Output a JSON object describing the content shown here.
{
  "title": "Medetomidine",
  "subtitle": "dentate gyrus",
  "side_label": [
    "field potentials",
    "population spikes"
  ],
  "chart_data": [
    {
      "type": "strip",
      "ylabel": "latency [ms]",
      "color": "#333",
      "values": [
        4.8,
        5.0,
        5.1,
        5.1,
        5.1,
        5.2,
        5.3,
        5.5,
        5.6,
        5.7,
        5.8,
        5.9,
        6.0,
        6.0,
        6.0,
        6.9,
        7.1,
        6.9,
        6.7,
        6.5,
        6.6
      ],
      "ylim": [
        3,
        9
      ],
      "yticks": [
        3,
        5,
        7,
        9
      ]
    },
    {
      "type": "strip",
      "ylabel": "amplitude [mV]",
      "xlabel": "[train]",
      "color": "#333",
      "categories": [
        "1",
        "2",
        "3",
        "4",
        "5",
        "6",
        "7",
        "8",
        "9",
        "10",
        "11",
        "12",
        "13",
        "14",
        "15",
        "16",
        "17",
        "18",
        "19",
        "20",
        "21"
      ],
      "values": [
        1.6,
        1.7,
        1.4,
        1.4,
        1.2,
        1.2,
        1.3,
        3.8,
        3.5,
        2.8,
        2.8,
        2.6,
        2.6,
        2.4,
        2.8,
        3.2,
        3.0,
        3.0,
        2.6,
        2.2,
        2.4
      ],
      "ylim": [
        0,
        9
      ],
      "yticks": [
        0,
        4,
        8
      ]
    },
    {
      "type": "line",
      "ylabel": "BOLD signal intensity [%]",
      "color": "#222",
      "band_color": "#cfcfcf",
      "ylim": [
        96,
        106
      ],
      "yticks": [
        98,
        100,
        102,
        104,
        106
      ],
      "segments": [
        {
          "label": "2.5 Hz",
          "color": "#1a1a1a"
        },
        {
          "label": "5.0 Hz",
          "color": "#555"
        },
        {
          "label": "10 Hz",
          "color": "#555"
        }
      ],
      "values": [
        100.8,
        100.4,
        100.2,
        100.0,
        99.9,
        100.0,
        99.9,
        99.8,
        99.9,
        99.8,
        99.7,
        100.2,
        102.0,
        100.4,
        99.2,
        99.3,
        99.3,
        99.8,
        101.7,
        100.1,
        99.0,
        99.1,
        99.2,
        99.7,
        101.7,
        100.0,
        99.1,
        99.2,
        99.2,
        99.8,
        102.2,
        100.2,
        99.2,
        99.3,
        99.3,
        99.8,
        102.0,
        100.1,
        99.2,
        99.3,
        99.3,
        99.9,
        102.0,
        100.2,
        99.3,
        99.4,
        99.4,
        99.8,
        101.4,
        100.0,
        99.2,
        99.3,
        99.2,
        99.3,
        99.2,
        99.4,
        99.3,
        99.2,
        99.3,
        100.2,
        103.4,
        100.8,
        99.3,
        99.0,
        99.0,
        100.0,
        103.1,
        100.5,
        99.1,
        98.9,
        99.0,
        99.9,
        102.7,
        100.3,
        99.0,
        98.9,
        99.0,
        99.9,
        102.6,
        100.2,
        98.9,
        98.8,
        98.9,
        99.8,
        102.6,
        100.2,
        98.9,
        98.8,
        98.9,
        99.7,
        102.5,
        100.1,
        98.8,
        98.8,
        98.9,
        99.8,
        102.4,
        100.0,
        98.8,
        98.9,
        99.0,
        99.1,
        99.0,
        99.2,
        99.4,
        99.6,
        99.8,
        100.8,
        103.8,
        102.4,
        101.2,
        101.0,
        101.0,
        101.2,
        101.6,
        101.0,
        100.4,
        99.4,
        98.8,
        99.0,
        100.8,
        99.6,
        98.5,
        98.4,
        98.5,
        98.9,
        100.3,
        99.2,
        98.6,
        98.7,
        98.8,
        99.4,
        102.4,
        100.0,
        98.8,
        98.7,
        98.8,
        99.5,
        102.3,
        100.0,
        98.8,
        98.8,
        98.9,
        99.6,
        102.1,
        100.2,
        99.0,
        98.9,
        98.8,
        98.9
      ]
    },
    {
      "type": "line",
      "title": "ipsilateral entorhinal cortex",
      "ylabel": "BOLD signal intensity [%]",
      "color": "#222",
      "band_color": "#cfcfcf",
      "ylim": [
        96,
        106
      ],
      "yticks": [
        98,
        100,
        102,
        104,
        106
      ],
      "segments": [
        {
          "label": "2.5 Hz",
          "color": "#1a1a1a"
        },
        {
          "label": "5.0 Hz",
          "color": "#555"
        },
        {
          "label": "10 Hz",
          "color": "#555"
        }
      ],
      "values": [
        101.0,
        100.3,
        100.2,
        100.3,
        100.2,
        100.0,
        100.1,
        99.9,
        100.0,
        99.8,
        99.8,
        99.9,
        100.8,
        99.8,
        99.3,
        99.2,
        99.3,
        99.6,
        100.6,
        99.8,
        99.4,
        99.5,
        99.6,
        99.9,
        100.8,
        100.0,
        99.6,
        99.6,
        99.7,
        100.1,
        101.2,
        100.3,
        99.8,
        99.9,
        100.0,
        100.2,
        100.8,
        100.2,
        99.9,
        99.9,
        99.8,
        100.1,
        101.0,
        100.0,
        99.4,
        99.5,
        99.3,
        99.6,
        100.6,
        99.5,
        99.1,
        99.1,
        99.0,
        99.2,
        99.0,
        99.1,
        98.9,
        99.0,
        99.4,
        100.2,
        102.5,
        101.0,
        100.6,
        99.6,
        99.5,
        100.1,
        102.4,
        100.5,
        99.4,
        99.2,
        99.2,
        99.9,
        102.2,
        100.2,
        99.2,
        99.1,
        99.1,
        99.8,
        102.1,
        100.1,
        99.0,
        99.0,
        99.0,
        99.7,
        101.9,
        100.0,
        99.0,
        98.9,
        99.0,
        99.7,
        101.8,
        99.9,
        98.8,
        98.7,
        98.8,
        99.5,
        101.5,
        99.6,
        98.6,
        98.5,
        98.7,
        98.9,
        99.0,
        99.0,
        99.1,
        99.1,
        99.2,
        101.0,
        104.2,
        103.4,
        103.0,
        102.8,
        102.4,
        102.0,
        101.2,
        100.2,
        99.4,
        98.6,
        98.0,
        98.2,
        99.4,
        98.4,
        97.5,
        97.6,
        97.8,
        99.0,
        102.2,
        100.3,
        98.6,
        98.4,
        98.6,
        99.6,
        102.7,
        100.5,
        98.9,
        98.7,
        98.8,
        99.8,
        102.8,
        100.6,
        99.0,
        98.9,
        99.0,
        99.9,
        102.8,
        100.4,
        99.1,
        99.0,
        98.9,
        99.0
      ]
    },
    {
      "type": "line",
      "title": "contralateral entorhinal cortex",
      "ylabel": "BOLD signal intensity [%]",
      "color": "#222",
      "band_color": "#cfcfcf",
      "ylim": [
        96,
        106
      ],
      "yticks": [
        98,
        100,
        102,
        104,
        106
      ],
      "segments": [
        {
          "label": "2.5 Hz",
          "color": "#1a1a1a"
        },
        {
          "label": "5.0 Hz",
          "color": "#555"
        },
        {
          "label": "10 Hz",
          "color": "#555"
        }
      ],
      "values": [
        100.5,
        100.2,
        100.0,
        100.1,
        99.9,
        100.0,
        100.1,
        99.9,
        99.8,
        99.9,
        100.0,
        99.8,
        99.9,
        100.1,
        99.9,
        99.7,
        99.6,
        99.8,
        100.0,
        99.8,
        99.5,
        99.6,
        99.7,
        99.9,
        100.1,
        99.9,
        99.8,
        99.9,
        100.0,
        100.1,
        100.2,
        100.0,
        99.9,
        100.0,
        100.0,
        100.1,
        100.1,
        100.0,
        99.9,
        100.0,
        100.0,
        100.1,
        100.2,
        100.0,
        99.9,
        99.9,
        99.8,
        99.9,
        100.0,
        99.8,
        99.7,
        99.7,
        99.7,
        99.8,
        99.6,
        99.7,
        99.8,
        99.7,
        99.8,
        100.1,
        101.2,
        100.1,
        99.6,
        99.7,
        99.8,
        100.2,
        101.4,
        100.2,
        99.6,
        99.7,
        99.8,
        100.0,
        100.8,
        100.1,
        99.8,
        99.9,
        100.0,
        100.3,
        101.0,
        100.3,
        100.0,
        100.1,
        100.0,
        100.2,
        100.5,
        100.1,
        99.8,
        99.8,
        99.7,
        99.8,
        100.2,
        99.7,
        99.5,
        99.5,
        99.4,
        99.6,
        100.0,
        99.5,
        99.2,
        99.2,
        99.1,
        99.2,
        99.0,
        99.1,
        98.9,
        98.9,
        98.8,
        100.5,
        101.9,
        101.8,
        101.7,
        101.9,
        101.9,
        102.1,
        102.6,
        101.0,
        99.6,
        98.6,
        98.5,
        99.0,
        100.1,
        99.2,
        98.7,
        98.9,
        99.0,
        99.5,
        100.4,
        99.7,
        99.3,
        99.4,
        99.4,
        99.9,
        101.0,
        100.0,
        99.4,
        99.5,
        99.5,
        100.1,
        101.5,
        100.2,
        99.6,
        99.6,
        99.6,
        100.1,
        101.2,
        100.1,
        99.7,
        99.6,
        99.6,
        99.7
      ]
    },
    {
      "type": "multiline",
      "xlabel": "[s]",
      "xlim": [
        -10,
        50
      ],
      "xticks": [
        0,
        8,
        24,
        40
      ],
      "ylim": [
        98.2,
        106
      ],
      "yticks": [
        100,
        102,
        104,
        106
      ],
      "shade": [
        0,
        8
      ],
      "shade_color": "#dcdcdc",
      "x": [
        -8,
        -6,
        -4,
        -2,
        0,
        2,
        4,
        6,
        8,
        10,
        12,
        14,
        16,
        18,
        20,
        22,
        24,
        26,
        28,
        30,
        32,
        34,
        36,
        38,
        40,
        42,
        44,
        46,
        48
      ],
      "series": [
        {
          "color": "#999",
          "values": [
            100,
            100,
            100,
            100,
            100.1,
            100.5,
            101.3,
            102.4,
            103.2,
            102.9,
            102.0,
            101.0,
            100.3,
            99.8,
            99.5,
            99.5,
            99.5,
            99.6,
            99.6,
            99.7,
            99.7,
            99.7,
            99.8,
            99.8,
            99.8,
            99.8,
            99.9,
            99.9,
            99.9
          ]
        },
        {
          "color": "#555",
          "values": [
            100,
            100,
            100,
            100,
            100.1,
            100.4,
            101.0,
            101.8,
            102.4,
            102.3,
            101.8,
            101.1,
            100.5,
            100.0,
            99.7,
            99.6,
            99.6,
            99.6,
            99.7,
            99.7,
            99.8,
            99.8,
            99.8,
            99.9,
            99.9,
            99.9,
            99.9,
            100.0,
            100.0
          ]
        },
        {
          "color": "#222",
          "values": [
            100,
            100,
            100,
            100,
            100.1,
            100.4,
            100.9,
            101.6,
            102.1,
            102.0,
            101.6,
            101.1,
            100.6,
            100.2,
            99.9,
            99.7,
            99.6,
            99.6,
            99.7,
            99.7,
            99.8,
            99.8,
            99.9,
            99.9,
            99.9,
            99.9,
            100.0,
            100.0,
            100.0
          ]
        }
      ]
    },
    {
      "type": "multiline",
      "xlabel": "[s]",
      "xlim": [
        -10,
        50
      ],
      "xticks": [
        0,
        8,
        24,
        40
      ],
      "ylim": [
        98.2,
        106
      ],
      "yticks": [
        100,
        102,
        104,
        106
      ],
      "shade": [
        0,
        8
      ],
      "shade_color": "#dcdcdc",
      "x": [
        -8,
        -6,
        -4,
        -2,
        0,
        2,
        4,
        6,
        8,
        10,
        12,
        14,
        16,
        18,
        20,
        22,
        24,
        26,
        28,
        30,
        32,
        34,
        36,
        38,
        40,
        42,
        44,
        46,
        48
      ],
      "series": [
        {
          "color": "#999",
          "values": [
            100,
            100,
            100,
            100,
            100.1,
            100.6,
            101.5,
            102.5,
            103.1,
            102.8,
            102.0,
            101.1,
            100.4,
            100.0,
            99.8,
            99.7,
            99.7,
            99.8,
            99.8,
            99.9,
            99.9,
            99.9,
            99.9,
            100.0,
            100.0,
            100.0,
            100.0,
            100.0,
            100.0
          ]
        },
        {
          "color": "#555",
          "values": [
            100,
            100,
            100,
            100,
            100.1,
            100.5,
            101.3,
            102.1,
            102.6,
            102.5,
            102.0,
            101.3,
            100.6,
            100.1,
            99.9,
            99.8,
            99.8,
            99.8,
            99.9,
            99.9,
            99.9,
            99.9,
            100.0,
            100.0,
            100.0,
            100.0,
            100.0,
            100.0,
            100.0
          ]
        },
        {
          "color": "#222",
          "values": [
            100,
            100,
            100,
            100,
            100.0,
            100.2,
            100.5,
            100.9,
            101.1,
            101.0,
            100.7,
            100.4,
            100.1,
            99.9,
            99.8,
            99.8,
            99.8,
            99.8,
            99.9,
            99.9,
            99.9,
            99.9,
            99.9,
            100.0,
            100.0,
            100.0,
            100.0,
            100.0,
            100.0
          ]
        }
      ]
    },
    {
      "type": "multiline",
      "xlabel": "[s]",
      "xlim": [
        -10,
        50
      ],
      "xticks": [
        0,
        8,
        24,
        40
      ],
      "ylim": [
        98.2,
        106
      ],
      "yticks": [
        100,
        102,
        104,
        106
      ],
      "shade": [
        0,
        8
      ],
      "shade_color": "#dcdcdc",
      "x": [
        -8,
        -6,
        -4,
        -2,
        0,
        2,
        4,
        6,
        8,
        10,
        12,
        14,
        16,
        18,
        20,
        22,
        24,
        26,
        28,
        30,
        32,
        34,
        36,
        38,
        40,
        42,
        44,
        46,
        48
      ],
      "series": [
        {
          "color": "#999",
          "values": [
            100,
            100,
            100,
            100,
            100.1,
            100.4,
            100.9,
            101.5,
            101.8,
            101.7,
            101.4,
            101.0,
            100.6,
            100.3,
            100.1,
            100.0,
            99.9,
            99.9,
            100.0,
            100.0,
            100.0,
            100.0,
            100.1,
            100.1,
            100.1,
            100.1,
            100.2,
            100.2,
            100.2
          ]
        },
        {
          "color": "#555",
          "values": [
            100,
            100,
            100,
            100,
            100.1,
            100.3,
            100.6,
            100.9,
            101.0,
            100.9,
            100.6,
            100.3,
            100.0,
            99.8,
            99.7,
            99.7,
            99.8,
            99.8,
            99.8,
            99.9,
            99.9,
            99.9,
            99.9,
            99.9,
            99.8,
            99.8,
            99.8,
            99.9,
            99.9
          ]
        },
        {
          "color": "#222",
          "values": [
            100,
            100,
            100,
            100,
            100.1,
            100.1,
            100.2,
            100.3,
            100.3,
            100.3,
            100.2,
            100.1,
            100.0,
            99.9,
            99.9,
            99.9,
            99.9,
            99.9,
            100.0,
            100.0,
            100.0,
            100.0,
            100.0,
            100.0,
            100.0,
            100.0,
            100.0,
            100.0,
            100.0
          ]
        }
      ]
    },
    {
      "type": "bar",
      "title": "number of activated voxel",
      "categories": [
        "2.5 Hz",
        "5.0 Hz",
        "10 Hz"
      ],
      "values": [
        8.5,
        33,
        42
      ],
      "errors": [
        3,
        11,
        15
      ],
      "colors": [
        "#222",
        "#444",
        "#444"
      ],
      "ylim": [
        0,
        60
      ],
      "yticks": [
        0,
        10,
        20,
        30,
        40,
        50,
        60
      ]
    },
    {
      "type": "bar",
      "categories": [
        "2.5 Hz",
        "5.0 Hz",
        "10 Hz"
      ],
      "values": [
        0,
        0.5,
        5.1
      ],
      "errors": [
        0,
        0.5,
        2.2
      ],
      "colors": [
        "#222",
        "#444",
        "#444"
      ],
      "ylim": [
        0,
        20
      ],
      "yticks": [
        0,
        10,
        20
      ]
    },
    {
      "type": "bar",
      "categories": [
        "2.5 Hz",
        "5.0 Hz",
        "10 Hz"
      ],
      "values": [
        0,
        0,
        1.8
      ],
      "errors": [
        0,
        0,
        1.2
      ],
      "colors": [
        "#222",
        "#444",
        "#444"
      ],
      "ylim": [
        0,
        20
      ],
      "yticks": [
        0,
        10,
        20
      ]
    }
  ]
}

========

▶ [Exercise requirements]:
Pick out the lines that include the word "entorhinal" and write them out.

▶ [Response]:
      "title": "ipsilateral entorhinal cortex",
      "title": "contralateral entorhinal cortex",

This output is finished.